• [What is being asked]:
Scan the data below. Pull out each line where "this" occurs.

• [Entries from a visual dataset]:
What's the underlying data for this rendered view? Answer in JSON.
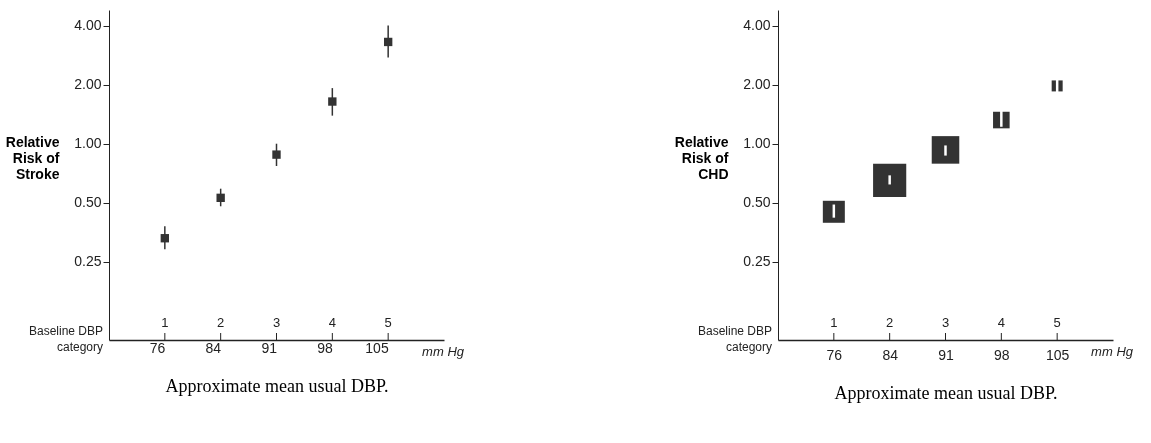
{
  "chart_data": [
    {
      "type": "scatter",
      "xlabel": "Approximate mean usual DBP.",
      "ylabel": "Relative Risk of Stroke",
      "categories": [
        "76",
        "84",
        "91",
        "98",
        "105"
      ],
      "series": [
        {
          "color": "#333333",
          "values": [
            0.33,
            0.53,
            0.88,
            1.64,
            3.3
          ],
          "errors": [
            [
              0.29,
              0.38
            ],
            [
              0.48,
              0.59
            ],
            [
              0.77,
              1.0
            ],
            [
              1.39,
              1.92
            ],
            [
              2.75,
              4.0
            ]
          ]
        }
      ],
      "marker": "square",
      "log": "y",
      "ylim": [
        0.1,
        4.8
      ],
      "yticks": [
        0.25,
        {
          "value": 0.5,
          "label": "0.50"
        },
        {
          "value": 1,
          "label": "1.00"
        },
        {
          "value": 2,
          "label": "2.00"
        },
        {
          "value": 4,
          "label": "4.00"
        }
      ],
      "grid": false,
      "annotations": [
        "Baseline DBP category",
        "1",
        "2",
        "3",
        "4",
        "5",
        "mm Hg"
      ]
    },
    {
      "type": "bubble",
      "xlabel": "Approximate mean usual DBP.",
      "ylabel": "Relative Risk of CHD",
      "categories": [
        "76",
        "84",
        "91",
        "98",
        "105"
      ],
      "series": [
        {
          "color": "#333333",
          "values": [
            0.45,
            0.65,
            0.93,
            1.32,
            1.97
          ],
          "sizes": [
            0.44,
            1,
            0.69,
            0.25,
            0.11
          ],
          "errors": [
            [
              0.42,
              0.49
            ],
            [
              0.62,
              0.69
            ],
            [
              0.87,
              0.98
            ],
            [
              1.22,
              1.5
            ],
            [
              1.8,
              2.12
            ]
          ]
        }
      ],
      "marker": "square",
      "log": "y",
      "ylim": [
        0.1,
        4.8
      ],
      "yticks": [
        0.25,
        {
          "value": 0.5,
          "label": "0.50"
        },
        {
          "value": 1,
          "label": "1.00"
        },
        {
          "value": 2,
          "label": "2.00"
        },
        {
          "value": 4,
          "label": "4.00"
        }
      ],
      "grid": false,
      "annotations": [
        "Baseline DBP category",
        "1",
        "2",
        "3",
        "4",
        "5",
        "mm Hg"
      ]
    }
  ]
}
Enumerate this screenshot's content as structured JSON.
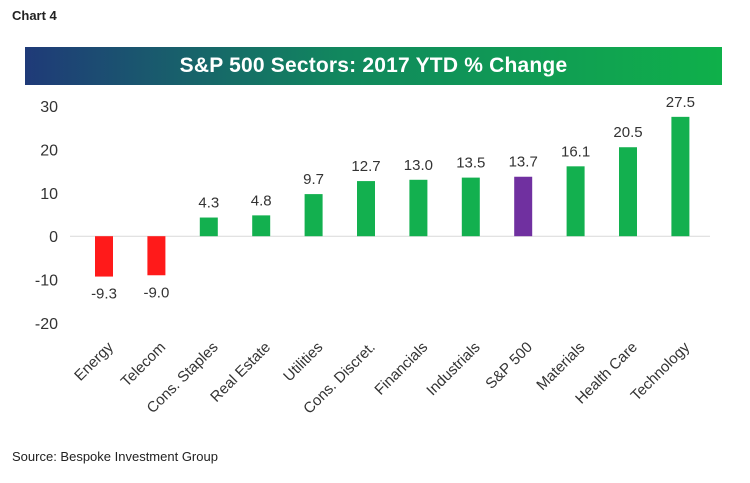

• [Result of the task]:
What's the underlying data for this rendered view? Answer in JSON.
Enumerate this screenshot's content as structured JSON.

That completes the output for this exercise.